**What to work on:**
• a. Output the passage on field goal kicker statistics verbatim, between "Maybe there simply" and "the NFL level.", inclusive.
• b. Go on with the essay about measuring field goal kickers from the point where it ends.

THE PROBLEM OF
MEASUREMENT
Let’s get right to the point: you can tell pretty much
nothing about the quality of a field goal kicker from his field goal
percentage. Aaron Schatz of Football Outsiders wrote back in 2006 that “There
is effectively no correlation between a kicker’s field-goal percentage one
season and his field-goal percentage the next.”
What are some possible reasons for this?
Maybe there simply is not a measurable difference in the
field goal ability of the 32 best field goal kickers of the world.
If you or I tried to kick NFL field goals our success rate
would most likely be zero, so clearly there is a drop-off in ability somewhere.
But if the top, say, 100 kickers alive kick field goals with roughly the same
ability, then of course we would fail to see any meaningful distinction among
them at the NFL level.
Maybe there are differences in skill, but we just can’t
measure them.
A full time starter in major league baseball may rack up
600-650 plate appearances in a season, and even with those sample sizes his
batting average is subject to substantial variance based simply on statistical
fluctuation. So when a placekicker attempts, say 35 field goals a year, a
difference of a few percentage points in his success rate probably tells us
absolutely nothing. Even over the course of multiple seasons or a career, there
would be too much random fluctuation to make field goal percentage meaningful.
Maybe it is a Garbage In-Garbage Out situation.
Perhaps the stat itself is so meaningless that we shouldn’t
be surprised it doesn’t yield useable real world results. Among the obvious
weaknesses of field goal percentage:
1)
A 20 yard field goal counts the same as a 50
yard field goal, despite the fact that the difficulty levels are dramatically
different.
2)
It doesn’t account for blocked kicks, bad snaps,
poor conditions, and other factors beyond the kicker’s control.
3)
Perhaps the most pernicious: kickers who lack
the leg strength for long kicks will not be asked to attempt them, so their
success rate can be inflated because they are only trying kicks with a higher
expected success rate in the first place. Likewise strong-legged kickers will
be asked to try more 50+ field goals, and will obviously fail a substantial
proportion of the time.
4)
A corollary of point 3: a kicker who had a poor
success rate the previous year will likely be used less frequently as the coach
may choose to punt or go for it more often when a field goal would be deemed
difficult. Likewise a kicker who had been notably successful may be asked to
make more difficult kicks, and his success rate would predictably suffer. This could be mistaken for regression to the
mean in the stats when it is actually due to external factors. (Note: I am only
inferring that this effect would occur, but if someone with a stat background
is feeling motivated it would make a pretty cool research piece if you could
figure out a way to study it. Get on it, nerds!)

**Entries:**

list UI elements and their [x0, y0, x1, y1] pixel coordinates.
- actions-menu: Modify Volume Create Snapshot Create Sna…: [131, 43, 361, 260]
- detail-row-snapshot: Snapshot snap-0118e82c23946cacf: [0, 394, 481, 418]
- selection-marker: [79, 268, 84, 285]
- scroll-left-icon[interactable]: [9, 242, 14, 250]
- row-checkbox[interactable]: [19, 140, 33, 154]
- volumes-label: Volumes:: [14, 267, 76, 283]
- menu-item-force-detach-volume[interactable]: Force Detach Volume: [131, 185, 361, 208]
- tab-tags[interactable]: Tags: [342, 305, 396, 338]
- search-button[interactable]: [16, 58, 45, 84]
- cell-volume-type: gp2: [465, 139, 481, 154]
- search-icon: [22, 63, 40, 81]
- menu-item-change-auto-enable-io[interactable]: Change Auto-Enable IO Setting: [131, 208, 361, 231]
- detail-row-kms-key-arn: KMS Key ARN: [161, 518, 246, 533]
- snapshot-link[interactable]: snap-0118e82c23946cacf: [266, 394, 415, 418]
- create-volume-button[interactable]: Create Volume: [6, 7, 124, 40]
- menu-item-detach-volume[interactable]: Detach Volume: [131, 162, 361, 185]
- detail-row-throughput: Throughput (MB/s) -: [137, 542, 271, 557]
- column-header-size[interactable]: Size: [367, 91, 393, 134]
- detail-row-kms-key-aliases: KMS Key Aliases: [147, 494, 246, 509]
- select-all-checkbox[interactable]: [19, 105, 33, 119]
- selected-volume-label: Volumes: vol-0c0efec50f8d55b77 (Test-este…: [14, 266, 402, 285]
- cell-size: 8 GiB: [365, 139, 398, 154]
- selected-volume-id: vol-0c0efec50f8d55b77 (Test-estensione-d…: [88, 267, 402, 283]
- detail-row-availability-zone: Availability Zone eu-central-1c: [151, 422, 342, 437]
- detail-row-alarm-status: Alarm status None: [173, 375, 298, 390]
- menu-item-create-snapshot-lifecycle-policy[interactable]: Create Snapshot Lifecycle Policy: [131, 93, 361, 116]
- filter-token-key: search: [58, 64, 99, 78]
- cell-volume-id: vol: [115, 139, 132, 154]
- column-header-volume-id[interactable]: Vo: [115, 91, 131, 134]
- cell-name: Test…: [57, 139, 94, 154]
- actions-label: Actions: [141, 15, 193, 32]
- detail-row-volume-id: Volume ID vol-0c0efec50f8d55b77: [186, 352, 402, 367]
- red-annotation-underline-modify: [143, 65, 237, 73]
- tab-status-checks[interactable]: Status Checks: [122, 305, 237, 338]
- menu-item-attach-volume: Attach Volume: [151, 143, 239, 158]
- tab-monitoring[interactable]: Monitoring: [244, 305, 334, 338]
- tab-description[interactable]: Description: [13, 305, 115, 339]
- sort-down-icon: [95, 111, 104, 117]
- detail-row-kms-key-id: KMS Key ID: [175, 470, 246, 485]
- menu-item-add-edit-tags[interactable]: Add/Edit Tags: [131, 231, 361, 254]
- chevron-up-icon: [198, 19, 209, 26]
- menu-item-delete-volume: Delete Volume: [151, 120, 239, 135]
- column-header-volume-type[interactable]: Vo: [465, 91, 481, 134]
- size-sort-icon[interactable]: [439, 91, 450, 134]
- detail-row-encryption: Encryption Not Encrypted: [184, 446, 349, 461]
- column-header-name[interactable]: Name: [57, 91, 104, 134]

**Answers per task:**
• a.
Maybe there simply is not a measurable difference in the
field goal ability of the 32 best field goal kickers of the world.
If you or I tried to kick NFL field goals our success rate
would most likely be zero, so clearly there is a drop-off in ability somewhere.
But if the top, say, 100 kickers alive kick field goals with roughly the same
ability, then of course we would fail to see any meaningful distinction among
them at the NFL level.

• b.
One way to control for some of these issues would be to
divide up field goal attempts by range. To get some rough baselines for what
sort of field goal success rates we should expect, I’ll steal some numbers from
an old Pro Football Focus article:
“In 2010, kickers were perfect on kicks of less than 20
yards, made 95% of kicks between 20 and 30 yards, 88% between 30 and 40 yards,
74% between 40 and 50 yards, and 60% on kicks beyond 50.”
There’s probably some variance in those numbers from year to
year, but what I’m doing here is just conversational rather than a statistical
study so I will consider them close enough for government work (as the kids
say). We still haven’t helped ourselves
all that much, though. Two big problems:
- * If a full year’s worth of field goal attempts
does not render a useful sample size for a kicker, then the single digit
attempts in each range are even more useless.
- * There is a “bucket” issue. Isolating field goals
of between 30 and 40 yards (for example) is completely arbitrary and based on
the numbers that happen to end in zero. I would guess there is a bigger
difference in degree of difficulty between 31 and 39 yards than there is
between 39 and 40, but that doesn’t get reflected here. If we go back through
NFL history (or at least back to when the kicking style changed in the
early/mid 80s) we could come up with an expected success rate for all 42 yard
FGs, all 43 yard FGs, and so on (in fact, Advanced NFL Stats has done this). But again an individual kicker would never have enough attempts to let
us know whether his performance at various ranges was significantly above or
below average.
I think that by now I have established that you can tell
next to nothing about a kicker’s field goal ability from his overall stats, and
you certainly can’t judge him based on any one particular miss.
THE IMPACT ON
DECISION MAKING
A field goal, by its very nature, is a probabilistic event. Anytime
your kicker lines up for a field goal of between 40 and 50 yards, you can
expect a miss about a quarter of the time.
If your team’s kicker misses and that kick happens to swing the outcome
of a game, the fans, media and to a surprising extent the coaches are apt to
question the kicker’s mental toughness and assign the miss purely to his
alleged inability to perform in high pressure situations. This is absurd given
that the guy had a 25% chance of failure just for walking out onto the field.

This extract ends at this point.